Task brief:
All of the entries need to be written out again, exactly as they are.

Entries:

● ● ● ● ● ● ●

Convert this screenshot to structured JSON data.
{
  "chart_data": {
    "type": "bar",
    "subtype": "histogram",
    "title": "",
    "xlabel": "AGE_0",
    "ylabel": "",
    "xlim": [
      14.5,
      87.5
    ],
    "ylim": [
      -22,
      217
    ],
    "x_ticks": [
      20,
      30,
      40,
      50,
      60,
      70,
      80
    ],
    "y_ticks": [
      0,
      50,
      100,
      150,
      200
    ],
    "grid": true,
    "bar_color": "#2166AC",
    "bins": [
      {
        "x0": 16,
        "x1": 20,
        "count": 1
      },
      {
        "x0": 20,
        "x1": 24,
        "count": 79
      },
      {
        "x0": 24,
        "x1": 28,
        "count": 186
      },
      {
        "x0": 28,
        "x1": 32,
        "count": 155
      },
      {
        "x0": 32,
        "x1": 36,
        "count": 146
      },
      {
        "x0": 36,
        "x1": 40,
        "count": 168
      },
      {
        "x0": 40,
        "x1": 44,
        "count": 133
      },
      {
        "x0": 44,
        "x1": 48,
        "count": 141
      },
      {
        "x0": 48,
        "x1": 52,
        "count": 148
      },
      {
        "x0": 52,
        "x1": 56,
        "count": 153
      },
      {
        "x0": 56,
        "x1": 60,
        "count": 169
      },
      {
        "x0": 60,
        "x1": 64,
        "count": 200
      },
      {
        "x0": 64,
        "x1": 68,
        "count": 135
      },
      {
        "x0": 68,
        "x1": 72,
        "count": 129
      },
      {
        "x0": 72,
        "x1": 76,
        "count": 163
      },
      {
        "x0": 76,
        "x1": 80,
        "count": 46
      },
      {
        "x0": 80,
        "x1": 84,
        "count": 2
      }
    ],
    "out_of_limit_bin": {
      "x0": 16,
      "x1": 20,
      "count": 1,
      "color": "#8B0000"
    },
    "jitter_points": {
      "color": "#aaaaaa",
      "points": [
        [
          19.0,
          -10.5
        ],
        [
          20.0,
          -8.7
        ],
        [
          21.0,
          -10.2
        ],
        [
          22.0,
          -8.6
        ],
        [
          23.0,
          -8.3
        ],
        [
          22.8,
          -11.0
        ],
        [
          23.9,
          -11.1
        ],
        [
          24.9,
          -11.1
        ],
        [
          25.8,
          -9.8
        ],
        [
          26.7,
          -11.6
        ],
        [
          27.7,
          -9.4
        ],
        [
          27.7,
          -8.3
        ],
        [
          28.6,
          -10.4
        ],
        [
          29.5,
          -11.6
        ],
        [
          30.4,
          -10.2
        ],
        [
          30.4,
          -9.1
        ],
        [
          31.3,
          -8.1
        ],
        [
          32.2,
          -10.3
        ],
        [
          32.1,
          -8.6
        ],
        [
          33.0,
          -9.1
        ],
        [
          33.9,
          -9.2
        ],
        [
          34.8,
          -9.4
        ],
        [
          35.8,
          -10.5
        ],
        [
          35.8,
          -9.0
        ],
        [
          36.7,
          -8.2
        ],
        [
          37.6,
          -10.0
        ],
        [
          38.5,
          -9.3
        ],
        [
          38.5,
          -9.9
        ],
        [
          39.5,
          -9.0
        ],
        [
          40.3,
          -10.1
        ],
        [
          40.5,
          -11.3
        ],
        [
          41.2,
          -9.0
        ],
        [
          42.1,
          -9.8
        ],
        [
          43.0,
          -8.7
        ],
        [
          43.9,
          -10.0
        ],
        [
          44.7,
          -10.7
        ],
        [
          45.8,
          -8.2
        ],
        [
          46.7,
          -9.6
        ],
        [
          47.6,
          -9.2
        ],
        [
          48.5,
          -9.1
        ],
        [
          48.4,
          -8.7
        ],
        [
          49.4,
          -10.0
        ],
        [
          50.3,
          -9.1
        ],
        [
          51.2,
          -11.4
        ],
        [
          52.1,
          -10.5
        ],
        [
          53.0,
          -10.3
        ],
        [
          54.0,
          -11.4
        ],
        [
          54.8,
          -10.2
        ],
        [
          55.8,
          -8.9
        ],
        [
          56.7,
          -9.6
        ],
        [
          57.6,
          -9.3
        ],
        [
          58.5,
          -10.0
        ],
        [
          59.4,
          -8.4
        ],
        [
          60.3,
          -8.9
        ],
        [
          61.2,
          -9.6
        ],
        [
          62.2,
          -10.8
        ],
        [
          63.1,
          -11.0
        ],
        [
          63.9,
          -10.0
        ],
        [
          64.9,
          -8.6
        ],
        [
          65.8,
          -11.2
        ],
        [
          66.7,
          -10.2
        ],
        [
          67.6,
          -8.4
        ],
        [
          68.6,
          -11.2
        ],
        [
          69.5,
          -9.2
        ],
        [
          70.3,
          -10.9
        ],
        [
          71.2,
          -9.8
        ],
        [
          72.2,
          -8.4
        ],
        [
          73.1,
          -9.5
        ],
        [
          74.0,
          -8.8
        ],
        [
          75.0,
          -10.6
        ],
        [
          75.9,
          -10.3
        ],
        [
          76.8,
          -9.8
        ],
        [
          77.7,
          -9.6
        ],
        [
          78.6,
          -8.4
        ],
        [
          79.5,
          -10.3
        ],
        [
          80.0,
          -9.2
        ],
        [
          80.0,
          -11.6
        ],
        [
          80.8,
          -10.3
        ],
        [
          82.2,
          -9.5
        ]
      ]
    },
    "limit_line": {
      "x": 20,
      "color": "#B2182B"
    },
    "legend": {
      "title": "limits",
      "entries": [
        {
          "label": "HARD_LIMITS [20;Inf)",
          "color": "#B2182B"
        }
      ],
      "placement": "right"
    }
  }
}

● ● ● ● ● ● ●

Answer to the problem:
Convert this screenshot to structured JSON data.
{
  "chart_data": {
    "type": "bar",
    "subtype": "histogram",
    "title": "",
    "xlabel": "AGE_0",
    "ylabel": "",
    "xlim": [
      14.5,
      87.5
    ],
    "ylim": [
      -22,
      217
    ],
    "x_ticks": [
      20,
      30,
      40,
      50,
      60,
      70,
      80
    ],
    "y_ticks": [
      0,
      50,
      100,
      150,
      200
    ],
    "grid": true,
    "bar_color": "#2166AC",
    "bins": [
      {
        "x0": 16,
        "x1": 20,
        "count": 1
      },
      {
        "x0": 20,
        "x1": 24,
        "count": 79
      },
      {
        "x0": 24,
        "x1": 28,
        "count": 186
      },
      {
        "x0": 28,
        "x1": 32,
        "count": 155
      },
      {
        "x0": 32,
        "x1": 36,
        "count": 146
      },
      {
        "x0": 36,
        "x1": 40,
        "count": 168
      },
      {
        "x0": 40,
        "x1": 44,
        "count": 133
      },
      {
        "x0": 44,
        "x1": 48,
        "count": 141
      },
      {
        "x0": 48,
        "x1": 52,
        "count": 148
      },
      {
        "x0": 52,
        "x1": 56,
        "count": 153
      },
      {
        "x0": 56,
        "x1": 60,
        "count": 169
      },
      {
        "x0": 60,
        "x1": 64,
        "count": 200
      },
      {
        "x0": 64,
        "x1": 68,
        "count": 135
      },
      {
        "x0": 68,
        "x1": 72,
        "count": 129
      },
      {
        "x0": 72,
        "x1": 76,
        "count": 163
      },
      {
        "x0": 76,
        "x1": 80,
        "count": 46
      },
      {
        "x0": 80,
        "x1": 84,
        "count": 2
      }
    ],
    "out_of_limit_bin": {
      "x0": 16,
      "x1": 20,
      "count": 1,
      "color": "#8B0000"
    },
    "jitter_points": {
      "color": "#aaaaaa",
      "points": [
        [
          19.0,
          -10.5
        ],
        [
          20.0,
          -8.7
        ],
        [
          21.0,
          -10.2
        ],
        [
          22.0,
          -8.6
        ],
        [
          23.0,
          -8.3
        ],
        [
          22.8,
          -11.0
        ],
        [
          23.9,
          -11.1
        ],
        [
          24.9,
          -11.1
        ],
        [
          25.8,
          -9.8
        ],
        [
          26.7,
          -11.6
        ],
        [
          27.7,
          -9.4
        ],
        [
          27.7,
          -8.3
        ],
        [
          28.6,
          -10.4
        ],
        [
          29.5,
          -11.6
        ],
        [
          30.4,
          -10.2
        ],
        [
          30.4,
          -9.1
        ],
        [
          31.3,
          -8.1
        ],
        [
          32.2,
          -10.3
        ],
        [
          32.1,
          -8.6
        ],
        [
          33.0,
          -9.1
        ],
        [
          33.9,
          -9.2
        ],
        [
          34.8,
          -9.4
        ],
        [
          35.8,
          -10.5
        ],
        [
          35.8,
          -9.0
        ],
        [
          36.7,
          -8.2
        ],
        [
          37.6,
          -10.0
        ],
        [
          38.5,
          -9.3
        ],
        [
          38.5,
          -9.9
        ],
        [
          39.5,
          -9.0
        ],
        [
          40.3,
          -10.1
        ],
        [
          40.5,
          -11.3
        ],
        [
          41.2,
          -9.0
        ],
        [
          42.1,
          -9.8
        ],
        [
          43.0,
          -8.7
        ],
        [
          43.9,
          -10.0
        ],
        [
          44.7,
          -10.7
        ],
        [
          45.8,
          -8.2
        ],
        [
          46.7,
          -9.6
        ],
        [
          47.6,
          -9.2
        ],
        [
          48.5,
          -9.1
        ],
        [
          48.4,
          -8.7
        ],
        [
          49.4,
          -10.0
        ],
        [
          50.3,
          -9.1
        ],
        [
          51.2,
          -11.4
        ],
        [
          52.1,
          -10.5
        ],
        [
          53.0,
          -10.3
        ],
        [
          54.0,
          -11.4
        ],
        [
          54.8,
          -10.2
        ],
        [
          55.8,
          -8.9
        ],
        [
          56.7,
          -9.6
        ],
        [
          57.6,
          -9.3
        ],
        [
          58.5,
          -10.0
        ],
        [
          59.4,
          -8.4
        ],
        [
          60.3,
          -8.9
        ],
        [
          61.2,
          -9.6
        ],
        [
          62.2,
          -10.8
        ],
        [
          63.1,
          -11.0
        ],
        [
          63.9,
          -10.0
        ],
        [
          64.9,
          -8.6
        ],
        [
          65.8,
          -11.2
        ],
        [
          66.7,
          -10.2
        ],
        [
          67.6,
          -8.4
        ],
        [
          68.6,
          -11.2
        ],
        [
          69.5,
          -9.2
        ],
        [
          70.3,
          -10.9
        ],
        [
          71.2,
          -9.8
        ],
        [
          72.2,
          -8.4
        ],
        [
          73.1,
          -9.5
        ],
        [
          74.0,
          -8.8
        ],
        [
          75.0,
          -10.6
        ],
        [
          75.9,
          -10.3
        ],
        [
          76.8,
          -9.8
        ],
        [
          77.7,
          -9.6
        ],
        [
          78.6,
          -8.4
        ],
        [
          79.5,
          -10.3
        ],
        [
          80.0,
          -9.2
        ],
        [
          80.0,
          -11.6
        ],
        [
          80.8,
          -10.3
        ],
        [
          82.2,
          -9.5
        ]
      ]
    },
    "limit_line": {
      "x": 20,
      "color": "#B2182B"
    },
    "legend": {
      "title": "limits",
      "entries": [
        {
          "label": "HARD_LIMITS [20;Inf)",
          "color": "#B2182B"
        }
      ],
      "placement": "right"
    }
  }
}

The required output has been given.